### Saved entries
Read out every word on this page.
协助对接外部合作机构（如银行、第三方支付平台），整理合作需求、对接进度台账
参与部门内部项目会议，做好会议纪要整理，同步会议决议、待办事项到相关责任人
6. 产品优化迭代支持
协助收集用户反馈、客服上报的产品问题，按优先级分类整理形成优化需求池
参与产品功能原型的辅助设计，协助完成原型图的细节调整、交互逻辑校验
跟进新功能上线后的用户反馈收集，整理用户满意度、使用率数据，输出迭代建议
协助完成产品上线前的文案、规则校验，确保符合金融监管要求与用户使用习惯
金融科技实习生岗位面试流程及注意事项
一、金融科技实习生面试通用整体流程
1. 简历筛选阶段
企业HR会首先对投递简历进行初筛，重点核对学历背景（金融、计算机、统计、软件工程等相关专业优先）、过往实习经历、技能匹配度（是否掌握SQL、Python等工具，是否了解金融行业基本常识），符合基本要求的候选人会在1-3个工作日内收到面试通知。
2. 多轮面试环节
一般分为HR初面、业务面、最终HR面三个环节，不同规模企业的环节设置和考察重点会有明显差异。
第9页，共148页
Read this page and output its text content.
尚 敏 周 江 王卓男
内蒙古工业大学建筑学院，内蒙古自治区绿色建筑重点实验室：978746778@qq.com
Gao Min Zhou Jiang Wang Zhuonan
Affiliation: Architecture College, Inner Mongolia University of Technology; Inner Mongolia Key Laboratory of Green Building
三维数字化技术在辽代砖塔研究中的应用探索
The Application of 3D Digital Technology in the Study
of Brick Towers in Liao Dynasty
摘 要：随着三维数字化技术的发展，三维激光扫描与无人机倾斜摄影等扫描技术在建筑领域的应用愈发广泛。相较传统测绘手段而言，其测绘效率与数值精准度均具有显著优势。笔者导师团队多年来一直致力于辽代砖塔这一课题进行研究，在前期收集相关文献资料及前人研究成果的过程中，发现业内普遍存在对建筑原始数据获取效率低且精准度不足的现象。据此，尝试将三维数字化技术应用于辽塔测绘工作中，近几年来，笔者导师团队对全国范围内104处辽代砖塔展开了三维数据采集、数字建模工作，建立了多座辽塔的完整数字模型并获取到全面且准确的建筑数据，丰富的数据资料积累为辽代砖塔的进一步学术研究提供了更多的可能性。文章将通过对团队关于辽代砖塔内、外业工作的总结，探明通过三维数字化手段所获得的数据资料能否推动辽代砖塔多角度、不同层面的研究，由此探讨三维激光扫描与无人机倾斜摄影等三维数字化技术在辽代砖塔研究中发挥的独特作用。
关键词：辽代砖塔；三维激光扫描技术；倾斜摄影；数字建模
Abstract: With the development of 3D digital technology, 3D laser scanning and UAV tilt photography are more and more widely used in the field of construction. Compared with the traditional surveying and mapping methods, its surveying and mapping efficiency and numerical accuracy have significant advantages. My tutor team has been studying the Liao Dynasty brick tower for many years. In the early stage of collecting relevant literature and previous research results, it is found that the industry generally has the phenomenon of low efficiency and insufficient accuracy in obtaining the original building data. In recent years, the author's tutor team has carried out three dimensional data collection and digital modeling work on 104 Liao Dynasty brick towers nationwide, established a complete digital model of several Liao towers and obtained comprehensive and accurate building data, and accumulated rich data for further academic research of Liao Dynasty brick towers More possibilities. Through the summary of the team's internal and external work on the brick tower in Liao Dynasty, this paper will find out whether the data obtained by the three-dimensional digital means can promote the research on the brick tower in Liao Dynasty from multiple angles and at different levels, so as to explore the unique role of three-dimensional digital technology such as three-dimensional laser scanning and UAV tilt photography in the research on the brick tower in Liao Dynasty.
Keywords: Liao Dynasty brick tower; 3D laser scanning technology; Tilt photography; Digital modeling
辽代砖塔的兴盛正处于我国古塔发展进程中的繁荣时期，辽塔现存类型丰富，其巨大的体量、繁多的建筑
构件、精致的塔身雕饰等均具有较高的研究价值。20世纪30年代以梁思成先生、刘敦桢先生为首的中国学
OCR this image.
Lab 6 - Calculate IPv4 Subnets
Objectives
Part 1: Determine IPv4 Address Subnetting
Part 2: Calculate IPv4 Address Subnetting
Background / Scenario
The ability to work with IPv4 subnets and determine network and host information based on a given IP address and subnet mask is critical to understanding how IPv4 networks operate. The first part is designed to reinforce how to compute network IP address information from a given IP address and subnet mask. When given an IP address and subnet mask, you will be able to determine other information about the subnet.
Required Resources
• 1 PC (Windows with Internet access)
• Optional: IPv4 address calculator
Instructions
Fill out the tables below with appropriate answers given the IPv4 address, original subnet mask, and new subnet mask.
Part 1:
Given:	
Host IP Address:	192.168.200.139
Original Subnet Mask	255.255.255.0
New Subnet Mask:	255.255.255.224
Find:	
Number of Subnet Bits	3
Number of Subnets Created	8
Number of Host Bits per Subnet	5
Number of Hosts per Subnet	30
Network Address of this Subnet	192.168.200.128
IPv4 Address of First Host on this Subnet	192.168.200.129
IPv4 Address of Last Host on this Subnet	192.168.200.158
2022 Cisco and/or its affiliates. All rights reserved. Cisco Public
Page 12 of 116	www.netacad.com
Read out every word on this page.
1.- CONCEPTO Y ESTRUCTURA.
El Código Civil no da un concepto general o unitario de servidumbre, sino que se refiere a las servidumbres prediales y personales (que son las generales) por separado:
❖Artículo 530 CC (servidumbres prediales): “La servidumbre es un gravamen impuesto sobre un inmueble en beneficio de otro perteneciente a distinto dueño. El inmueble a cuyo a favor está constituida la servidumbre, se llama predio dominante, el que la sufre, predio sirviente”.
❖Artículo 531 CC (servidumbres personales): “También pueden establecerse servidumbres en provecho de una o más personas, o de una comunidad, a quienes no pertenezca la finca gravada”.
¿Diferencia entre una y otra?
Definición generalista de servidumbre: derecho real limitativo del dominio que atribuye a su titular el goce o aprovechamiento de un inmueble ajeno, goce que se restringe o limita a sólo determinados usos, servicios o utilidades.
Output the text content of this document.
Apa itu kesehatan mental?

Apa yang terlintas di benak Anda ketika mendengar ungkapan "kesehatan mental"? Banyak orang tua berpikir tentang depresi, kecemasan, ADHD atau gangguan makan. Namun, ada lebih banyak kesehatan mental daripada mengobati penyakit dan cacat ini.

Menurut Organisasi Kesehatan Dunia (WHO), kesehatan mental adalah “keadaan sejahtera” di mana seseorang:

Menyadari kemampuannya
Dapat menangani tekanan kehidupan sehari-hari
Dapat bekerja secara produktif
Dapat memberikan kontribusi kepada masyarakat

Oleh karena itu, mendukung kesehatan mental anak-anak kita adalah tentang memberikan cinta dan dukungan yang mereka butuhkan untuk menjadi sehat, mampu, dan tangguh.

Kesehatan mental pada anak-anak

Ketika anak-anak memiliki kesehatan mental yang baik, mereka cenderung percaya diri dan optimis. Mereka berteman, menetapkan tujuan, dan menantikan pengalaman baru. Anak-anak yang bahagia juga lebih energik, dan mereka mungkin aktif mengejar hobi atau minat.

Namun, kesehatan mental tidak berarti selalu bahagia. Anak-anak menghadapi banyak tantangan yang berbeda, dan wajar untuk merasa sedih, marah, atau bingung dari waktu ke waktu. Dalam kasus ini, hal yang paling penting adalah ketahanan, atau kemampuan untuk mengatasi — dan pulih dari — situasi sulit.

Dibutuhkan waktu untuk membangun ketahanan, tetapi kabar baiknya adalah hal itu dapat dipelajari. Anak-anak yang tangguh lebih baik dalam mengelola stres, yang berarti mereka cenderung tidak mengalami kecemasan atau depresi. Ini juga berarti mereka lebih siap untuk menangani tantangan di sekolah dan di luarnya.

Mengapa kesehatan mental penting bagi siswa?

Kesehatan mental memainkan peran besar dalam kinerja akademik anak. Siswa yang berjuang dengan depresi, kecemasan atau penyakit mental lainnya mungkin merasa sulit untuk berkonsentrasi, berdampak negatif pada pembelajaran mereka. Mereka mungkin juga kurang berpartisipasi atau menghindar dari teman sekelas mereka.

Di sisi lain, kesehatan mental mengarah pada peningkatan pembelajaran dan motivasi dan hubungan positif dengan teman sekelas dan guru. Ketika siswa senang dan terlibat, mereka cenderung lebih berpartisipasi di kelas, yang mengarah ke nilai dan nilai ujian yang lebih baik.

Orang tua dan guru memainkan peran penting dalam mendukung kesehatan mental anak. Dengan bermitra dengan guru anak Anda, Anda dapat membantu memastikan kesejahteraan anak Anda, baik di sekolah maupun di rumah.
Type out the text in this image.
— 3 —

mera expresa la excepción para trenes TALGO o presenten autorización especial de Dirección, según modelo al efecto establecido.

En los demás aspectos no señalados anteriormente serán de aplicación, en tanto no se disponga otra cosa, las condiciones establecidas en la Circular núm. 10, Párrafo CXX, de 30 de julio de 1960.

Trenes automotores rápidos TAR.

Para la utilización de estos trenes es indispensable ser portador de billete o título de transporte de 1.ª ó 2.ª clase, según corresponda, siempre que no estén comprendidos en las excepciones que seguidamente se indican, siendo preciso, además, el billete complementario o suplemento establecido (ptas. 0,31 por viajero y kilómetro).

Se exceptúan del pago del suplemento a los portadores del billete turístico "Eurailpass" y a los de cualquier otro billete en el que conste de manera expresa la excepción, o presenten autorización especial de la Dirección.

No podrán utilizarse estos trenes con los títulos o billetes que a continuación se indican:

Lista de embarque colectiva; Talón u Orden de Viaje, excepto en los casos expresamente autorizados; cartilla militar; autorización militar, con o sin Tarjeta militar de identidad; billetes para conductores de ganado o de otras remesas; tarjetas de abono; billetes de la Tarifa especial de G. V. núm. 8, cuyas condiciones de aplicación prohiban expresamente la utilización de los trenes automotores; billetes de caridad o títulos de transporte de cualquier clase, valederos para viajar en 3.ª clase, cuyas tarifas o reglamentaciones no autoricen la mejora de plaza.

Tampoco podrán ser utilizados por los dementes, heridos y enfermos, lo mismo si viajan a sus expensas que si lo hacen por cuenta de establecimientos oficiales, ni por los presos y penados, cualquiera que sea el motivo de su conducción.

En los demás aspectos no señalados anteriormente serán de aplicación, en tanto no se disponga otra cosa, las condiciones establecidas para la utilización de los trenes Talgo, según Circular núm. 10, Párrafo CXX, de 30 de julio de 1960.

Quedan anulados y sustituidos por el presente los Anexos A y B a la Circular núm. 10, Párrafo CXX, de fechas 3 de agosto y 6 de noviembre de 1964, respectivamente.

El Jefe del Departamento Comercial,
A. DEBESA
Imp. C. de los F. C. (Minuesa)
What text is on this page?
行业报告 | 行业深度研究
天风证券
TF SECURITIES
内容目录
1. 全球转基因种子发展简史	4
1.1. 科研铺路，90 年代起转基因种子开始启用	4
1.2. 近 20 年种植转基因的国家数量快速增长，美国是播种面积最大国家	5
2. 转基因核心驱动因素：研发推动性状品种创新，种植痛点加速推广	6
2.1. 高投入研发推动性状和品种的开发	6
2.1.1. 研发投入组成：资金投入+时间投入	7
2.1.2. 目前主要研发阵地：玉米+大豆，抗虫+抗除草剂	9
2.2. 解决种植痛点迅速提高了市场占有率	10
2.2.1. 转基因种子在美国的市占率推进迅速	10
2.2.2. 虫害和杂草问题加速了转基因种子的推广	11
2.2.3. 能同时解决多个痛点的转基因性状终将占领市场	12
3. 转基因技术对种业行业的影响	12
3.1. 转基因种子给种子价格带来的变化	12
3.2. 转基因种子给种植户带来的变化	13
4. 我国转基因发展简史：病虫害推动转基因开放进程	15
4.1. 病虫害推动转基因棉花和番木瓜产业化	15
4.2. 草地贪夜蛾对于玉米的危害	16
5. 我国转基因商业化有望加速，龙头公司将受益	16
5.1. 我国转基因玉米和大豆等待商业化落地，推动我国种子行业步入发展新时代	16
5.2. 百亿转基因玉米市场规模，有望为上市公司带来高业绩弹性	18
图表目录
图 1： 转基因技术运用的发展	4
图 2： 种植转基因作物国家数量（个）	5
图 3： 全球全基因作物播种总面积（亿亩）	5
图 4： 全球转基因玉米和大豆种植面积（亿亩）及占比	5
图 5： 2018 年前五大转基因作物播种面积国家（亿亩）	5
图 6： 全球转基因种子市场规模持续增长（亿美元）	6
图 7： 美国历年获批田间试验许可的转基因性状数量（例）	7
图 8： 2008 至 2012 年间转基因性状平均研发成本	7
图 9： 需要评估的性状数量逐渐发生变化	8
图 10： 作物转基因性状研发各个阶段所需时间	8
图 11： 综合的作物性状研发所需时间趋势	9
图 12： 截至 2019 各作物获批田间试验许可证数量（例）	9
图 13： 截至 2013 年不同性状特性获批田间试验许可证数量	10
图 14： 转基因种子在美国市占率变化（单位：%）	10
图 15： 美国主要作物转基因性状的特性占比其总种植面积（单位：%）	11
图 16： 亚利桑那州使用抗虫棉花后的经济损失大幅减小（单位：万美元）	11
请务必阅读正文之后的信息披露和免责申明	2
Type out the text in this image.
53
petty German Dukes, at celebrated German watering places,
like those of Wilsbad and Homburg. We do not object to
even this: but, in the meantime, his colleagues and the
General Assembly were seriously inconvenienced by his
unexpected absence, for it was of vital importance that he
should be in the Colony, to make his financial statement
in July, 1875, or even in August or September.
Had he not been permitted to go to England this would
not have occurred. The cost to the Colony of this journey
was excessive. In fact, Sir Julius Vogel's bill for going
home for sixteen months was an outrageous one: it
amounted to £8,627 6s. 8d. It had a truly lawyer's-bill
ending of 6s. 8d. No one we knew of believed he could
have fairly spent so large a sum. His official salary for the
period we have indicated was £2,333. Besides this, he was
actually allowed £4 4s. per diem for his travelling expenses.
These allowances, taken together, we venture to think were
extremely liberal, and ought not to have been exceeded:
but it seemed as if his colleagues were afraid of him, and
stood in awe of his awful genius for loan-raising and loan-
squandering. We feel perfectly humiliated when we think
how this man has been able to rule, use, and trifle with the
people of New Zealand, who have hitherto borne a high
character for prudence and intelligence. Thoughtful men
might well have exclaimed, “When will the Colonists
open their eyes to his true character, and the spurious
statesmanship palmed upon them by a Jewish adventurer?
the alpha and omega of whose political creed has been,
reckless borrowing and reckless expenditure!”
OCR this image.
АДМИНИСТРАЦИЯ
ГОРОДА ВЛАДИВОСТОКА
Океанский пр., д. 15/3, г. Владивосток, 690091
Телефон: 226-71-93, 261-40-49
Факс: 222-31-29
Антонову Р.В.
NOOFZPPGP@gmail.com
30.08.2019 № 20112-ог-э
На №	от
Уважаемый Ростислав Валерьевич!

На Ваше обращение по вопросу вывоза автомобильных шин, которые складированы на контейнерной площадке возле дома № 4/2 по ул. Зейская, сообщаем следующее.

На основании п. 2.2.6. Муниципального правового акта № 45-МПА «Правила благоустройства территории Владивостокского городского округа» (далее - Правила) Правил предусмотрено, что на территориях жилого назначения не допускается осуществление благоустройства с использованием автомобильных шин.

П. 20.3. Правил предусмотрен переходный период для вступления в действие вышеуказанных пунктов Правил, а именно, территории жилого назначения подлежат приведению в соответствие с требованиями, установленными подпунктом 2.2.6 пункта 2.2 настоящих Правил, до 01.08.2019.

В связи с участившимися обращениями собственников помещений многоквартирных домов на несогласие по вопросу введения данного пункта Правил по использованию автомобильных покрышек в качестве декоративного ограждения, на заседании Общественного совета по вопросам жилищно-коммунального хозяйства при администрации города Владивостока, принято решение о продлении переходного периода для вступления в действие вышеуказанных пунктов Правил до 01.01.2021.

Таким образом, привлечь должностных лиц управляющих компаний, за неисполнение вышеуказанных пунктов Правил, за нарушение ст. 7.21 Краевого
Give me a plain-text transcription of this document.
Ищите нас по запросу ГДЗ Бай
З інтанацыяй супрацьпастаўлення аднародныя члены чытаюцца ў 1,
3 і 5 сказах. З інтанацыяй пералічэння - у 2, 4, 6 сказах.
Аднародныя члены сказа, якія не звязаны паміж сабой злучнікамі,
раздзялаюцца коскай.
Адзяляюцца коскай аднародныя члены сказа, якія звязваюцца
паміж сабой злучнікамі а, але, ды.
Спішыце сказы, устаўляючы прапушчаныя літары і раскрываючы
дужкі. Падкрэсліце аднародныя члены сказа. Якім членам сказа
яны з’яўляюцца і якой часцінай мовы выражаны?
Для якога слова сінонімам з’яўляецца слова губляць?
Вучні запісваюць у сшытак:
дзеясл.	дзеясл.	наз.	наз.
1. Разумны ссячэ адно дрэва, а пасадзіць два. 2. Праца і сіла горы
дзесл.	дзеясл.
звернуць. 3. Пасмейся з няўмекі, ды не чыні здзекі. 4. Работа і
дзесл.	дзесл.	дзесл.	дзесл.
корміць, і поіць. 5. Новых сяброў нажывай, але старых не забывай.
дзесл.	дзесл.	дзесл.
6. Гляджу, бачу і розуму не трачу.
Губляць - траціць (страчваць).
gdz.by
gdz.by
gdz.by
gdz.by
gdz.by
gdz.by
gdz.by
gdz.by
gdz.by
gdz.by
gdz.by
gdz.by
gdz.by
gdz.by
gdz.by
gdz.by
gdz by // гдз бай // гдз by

### Task statement
Copy the lines from the entries above in which the word "think" appears.

### Expected answer
These allowances, taken together, we venture to think were
squandering. We feel perfectly humiliated when we think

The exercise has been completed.